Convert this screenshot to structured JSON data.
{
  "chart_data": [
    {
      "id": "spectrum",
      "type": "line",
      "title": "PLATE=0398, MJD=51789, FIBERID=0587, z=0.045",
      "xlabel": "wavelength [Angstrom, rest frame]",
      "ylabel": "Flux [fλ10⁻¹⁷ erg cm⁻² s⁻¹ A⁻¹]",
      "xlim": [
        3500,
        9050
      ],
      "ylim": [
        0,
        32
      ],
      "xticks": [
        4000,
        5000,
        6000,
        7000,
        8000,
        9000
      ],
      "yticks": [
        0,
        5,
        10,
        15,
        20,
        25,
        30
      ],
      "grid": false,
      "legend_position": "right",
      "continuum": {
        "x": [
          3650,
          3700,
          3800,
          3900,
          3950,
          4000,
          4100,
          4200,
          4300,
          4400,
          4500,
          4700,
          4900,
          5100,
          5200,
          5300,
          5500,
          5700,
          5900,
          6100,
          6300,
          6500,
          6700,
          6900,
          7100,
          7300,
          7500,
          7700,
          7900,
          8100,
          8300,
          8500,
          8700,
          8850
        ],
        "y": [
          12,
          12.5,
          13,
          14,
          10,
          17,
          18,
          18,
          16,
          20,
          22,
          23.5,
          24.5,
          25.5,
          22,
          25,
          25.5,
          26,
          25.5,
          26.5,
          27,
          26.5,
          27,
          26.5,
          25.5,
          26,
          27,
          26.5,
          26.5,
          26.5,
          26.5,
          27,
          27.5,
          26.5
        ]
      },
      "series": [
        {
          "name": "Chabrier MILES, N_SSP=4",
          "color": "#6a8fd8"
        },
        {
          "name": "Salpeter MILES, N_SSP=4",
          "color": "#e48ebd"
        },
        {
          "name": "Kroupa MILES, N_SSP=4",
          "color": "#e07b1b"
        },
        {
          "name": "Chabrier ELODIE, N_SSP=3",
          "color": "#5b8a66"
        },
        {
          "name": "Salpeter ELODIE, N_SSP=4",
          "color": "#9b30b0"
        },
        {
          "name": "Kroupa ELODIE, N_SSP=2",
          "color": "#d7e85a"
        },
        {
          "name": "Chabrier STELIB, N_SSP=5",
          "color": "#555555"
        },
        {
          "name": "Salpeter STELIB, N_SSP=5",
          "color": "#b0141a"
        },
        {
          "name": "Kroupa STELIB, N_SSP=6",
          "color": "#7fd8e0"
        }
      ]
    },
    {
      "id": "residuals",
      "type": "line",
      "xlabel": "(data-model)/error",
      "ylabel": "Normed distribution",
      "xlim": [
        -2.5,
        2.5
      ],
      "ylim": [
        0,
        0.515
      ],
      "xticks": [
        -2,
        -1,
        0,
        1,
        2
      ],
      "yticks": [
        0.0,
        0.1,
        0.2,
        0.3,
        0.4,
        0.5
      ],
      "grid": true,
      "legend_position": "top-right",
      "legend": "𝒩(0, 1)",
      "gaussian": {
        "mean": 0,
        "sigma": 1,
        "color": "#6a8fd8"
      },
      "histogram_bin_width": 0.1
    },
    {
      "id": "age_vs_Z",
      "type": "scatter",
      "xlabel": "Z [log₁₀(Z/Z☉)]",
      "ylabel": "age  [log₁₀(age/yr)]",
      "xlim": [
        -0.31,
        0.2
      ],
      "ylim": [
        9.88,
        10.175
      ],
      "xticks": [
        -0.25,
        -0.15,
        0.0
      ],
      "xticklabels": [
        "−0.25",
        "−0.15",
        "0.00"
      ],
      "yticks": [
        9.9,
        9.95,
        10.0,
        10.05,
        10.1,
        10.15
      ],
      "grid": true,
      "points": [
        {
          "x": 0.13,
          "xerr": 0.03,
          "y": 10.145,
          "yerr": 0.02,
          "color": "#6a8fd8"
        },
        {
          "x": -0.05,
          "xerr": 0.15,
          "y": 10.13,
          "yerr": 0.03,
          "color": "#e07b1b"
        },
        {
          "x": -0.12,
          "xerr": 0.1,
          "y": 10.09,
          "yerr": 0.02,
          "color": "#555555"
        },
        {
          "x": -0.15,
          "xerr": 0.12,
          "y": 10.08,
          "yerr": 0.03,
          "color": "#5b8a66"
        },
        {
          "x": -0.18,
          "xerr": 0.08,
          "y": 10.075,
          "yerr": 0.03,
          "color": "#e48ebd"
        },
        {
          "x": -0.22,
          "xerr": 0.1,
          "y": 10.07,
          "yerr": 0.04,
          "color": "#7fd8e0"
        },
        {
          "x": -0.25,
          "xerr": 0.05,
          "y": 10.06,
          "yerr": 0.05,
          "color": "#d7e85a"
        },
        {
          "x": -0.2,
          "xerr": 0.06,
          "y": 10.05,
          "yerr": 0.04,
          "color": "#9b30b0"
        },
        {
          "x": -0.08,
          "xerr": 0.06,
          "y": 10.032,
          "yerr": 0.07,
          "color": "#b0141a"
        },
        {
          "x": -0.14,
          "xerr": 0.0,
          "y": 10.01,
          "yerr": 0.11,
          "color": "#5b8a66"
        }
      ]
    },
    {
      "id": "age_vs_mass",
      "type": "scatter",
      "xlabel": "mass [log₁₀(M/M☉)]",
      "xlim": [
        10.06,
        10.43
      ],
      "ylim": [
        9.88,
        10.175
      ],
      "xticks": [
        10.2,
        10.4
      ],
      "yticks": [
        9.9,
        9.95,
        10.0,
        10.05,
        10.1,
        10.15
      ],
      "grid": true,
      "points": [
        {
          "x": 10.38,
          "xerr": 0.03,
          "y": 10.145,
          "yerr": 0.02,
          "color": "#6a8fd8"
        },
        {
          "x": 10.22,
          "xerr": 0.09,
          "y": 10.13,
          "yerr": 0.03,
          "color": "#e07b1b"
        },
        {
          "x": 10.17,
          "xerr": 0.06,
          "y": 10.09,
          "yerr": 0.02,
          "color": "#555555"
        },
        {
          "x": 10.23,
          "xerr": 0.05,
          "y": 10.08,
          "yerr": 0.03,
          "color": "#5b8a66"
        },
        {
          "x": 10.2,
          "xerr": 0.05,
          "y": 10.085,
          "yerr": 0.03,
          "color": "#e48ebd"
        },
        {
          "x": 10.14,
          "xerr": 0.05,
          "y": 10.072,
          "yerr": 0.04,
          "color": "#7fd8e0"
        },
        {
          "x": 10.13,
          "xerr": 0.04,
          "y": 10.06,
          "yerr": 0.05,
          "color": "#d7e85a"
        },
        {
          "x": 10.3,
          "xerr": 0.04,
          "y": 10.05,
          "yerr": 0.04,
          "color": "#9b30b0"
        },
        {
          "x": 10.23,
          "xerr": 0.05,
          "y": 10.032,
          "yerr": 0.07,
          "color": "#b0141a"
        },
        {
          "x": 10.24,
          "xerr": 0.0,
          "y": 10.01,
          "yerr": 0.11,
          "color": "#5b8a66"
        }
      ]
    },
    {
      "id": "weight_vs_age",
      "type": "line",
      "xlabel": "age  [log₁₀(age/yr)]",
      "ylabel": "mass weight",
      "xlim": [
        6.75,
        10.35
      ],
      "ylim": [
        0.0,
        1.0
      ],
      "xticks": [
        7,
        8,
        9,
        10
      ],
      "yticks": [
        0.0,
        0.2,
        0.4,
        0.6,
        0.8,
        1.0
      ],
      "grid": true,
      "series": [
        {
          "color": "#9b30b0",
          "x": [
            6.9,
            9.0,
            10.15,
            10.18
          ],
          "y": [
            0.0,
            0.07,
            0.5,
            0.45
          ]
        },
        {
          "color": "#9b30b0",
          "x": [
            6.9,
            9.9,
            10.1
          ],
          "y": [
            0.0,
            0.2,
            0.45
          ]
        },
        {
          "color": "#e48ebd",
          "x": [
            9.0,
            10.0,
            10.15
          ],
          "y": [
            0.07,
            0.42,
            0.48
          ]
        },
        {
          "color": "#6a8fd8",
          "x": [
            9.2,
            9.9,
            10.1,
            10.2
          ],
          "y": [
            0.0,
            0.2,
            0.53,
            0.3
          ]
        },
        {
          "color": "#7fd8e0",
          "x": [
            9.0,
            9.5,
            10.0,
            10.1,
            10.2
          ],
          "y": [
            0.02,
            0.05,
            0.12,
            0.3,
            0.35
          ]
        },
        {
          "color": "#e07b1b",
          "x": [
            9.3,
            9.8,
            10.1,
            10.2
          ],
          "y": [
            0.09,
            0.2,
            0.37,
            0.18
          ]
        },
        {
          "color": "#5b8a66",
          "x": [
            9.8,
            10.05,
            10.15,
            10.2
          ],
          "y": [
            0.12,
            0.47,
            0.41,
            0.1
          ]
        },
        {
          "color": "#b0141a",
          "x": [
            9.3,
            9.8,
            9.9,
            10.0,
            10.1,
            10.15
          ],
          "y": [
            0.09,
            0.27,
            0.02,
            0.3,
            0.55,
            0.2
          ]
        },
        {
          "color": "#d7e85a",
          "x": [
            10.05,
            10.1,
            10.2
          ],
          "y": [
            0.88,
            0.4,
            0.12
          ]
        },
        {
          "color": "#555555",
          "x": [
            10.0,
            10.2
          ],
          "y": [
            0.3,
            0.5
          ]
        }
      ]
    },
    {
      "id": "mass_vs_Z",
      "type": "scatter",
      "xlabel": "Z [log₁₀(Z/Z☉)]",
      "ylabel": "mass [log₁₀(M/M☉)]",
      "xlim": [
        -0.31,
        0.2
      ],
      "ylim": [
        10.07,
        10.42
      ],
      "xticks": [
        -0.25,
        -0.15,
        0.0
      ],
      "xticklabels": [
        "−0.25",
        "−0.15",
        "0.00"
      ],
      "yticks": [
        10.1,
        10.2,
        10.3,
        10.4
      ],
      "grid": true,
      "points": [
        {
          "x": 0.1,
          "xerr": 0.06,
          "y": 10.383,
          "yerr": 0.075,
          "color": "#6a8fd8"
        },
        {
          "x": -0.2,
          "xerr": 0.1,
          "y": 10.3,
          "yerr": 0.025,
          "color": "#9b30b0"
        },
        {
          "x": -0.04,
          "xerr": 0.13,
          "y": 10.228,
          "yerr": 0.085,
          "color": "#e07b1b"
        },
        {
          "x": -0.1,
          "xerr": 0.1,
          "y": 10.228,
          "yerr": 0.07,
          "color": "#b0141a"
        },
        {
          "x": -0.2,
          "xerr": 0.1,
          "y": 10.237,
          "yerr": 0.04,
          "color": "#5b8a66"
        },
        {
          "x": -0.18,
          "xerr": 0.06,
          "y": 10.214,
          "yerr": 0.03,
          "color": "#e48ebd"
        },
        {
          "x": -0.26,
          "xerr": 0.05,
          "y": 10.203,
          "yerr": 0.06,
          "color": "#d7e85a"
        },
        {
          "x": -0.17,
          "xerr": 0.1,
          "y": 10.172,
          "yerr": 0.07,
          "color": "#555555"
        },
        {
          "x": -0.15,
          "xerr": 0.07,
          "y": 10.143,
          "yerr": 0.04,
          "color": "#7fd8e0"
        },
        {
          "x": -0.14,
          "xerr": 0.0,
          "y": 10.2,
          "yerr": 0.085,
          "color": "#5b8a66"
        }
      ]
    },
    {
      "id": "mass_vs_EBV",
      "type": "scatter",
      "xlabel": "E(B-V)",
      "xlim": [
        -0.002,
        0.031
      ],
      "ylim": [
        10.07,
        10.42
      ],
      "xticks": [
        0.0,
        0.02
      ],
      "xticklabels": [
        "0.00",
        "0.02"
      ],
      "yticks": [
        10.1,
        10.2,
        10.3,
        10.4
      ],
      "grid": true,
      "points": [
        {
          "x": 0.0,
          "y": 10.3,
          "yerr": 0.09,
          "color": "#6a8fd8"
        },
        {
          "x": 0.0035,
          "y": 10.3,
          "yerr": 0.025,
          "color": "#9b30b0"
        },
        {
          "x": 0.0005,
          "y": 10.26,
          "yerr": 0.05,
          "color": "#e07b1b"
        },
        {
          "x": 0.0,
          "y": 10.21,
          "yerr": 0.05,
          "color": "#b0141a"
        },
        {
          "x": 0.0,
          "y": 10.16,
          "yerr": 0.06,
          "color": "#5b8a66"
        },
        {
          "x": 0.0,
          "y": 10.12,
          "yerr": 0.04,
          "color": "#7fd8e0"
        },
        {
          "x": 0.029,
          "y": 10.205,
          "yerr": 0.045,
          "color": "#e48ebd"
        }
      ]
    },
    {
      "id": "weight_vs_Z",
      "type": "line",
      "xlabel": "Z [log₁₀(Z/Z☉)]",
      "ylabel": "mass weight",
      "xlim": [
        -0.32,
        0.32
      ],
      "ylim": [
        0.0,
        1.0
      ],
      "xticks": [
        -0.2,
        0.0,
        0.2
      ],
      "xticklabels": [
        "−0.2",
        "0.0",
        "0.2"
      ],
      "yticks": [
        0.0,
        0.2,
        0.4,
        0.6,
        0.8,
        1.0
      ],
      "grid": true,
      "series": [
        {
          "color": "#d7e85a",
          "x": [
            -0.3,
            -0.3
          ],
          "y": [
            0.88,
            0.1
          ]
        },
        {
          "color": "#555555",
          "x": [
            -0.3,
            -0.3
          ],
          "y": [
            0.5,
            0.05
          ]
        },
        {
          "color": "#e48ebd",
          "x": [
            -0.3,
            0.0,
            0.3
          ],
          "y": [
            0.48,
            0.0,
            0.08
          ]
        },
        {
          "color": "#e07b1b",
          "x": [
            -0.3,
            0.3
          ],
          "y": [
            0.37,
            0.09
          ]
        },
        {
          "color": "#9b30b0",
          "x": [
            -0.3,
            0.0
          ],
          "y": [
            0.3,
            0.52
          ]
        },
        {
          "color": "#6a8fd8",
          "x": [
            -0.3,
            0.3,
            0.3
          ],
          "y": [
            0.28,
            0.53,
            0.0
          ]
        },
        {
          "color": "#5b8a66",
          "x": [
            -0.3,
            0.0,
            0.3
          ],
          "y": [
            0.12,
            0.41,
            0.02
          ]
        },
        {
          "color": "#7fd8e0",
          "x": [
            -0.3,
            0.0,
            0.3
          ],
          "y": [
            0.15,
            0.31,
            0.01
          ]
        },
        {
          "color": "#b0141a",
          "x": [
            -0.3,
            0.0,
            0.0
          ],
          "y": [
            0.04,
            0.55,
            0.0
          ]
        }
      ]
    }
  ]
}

**REQUIREMENT:** Extract every line above that contains the word "Salpeter".

**PROBLEM SOLUTION:**
          "name": "Salpeter MILES, N_SSP=4",
          "name": "Salpeter ELODIE, N_SSP=4",
          "name": "Salpeter STELIB, N_SSP=5",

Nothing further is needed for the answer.